*Task prompt:*
Filter the data below for the string "xlabel" and copy each matching line.

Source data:
%%

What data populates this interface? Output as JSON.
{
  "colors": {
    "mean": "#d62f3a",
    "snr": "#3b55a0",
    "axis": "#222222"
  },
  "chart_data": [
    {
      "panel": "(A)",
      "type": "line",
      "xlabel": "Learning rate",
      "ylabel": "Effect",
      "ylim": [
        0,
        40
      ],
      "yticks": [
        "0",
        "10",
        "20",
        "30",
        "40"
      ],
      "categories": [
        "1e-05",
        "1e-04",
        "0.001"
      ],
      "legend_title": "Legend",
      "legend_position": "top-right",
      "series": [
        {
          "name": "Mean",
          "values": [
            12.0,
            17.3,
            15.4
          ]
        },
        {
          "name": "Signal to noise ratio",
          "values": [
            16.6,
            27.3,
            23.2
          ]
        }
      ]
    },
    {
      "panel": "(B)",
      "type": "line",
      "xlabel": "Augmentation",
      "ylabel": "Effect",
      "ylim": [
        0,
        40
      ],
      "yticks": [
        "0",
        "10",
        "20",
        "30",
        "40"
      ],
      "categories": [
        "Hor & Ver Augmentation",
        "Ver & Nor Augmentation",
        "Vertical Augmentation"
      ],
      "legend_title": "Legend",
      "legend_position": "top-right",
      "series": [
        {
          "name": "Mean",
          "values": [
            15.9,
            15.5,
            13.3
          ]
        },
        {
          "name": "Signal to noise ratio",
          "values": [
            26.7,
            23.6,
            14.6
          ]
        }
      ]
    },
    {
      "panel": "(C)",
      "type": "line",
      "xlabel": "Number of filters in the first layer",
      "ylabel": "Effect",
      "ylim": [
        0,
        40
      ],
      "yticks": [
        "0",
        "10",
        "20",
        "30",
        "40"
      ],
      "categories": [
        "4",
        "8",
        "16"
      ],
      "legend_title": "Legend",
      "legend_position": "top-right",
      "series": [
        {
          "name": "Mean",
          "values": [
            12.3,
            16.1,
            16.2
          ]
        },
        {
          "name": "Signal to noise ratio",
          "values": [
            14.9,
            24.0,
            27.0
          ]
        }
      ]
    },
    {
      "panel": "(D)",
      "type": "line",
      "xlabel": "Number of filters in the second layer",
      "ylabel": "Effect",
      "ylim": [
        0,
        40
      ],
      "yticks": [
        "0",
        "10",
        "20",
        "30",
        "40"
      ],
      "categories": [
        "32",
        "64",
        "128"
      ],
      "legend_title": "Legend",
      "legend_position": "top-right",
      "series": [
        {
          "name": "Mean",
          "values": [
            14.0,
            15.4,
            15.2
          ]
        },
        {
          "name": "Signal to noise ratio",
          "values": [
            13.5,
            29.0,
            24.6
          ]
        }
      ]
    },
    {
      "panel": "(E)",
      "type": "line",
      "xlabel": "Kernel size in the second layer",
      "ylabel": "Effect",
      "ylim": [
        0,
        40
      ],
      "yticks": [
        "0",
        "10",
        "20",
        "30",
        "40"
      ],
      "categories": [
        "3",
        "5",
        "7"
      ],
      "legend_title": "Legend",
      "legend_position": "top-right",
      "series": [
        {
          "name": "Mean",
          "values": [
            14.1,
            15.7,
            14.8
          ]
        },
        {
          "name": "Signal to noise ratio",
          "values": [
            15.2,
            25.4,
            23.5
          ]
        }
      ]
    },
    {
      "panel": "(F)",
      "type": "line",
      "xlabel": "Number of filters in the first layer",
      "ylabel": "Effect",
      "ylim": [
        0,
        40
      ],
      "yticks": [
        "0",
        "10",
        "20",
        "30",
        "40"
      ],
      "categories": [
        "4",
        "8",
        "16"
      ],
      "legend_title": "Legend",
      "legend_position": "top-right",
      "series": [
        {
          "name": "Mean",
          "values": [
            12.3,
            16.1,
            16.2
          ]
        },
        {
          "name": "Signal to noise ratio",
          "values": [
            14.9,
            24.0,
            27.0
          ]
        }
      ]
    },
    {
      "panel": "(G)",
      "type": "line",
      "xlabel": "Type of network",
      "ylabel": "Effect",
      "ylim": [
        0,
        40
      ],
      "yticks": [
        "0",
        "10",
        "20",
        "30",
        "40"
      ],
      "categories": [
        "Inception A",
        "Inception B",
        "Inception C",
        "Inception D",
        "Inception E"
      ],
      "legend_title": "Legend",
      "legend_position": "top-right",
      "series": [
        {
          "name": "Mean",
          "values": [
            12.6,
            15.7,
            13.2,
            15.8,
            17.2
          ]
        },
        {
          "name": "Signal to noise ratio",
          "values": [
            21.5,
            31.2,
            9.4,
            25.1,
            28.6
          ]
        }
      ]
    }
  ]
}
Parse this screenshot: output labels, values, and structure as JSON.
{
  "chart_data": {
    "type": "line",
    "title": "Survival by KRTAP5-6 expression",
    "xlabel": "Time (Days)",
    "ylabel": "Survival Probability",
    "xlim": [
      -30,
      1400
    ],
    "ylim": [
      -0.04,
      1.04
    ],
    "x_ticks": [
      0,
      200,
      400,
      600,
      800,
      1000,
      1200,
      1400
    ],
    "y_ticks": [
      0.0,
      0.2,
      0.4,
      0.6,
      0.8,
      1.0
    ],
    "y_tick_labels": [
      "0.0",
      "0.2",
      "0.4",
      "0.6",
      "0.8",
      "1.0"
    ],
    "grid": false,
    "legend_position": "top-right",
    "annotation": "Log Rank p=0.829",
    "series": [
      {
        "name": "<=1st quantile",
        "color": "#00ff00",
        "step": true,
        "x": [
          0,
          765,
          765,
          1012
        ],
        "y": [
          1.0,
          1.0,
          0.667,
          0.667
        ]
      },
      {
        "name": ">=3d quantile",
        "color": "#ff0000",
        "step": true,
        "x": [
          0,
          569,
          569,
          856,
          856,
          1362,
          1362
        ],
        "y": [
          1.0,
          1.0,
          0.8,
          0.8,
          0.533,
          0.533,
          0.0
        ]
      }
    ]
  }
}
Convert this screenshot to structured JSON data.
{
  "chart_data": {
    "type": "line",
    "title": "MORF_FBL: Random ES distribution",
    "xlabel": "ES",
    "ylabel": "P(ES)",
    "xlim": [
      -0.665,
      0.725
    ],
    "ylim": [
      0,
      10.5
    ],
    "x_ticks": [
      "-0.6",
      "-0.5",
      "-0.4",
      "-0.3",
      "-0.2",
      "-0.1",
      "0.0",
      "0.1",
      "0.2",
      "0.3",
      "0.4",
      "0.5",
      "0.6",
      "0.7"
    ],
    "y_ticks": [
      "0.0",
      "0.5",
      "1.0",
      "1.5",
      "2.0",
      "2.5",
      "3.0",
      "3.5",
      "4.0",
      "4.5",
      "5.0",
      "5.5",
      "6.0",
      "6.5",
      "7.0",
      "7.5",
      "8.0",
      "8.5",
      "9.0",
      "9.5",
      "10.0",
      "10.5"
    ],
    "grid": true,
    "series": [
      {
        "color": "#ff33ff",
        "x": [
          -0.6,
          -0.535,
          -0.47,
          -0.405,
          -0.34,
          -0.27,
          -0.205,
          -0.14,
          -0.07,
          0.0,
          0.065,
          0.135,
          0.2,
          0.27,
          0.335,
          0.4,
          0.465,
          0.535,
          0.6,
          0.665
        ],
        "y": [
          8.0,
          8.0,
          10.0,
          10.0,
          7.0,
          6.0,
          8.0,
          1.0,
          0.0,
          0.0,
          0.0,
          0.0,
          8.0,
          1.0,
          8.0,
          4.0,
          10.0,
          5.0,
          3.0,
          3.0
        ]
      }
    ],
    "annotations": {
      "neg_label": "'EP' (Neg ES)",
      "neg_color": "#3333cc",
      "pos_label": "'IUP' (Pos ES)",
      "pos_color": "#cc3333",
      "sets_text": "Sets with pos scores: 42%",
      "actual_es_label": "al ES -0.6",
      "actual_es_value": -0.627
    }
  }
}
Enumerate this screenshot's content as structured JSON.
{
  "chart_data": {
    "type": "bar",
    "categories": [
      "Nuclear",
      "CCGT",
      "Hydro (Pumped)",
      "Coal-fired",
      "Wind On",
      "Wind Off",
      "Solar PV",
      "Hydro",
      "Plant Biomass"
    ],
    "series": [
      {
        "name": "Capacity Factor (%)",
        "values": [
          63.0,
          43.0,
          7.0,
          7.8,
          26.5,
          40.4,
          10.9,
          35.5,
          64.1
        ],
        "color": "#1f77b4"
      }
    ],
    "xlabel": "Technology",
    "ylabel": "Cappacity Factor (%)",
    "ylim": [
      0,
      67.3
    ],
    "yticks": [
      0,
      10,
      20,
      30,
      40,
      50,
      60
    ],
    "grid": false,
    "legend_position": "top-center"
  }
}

%%

*Right answer:*
      "xlabel": "Learning rate",
      "xlabel": "Augmentation",
      "xlabel": "Number of filters in the first layer",
      "xlabel": "Number of filters in the second layer",
      "xlabel": "Kernel size in the second layer",
      "xlabel": "Number of filters in the first layer",
      "xlabel": "Type of network",
    "xlabel": "Time (Days)",
    "xlabel": "ES",
    "xlabel": "Technology",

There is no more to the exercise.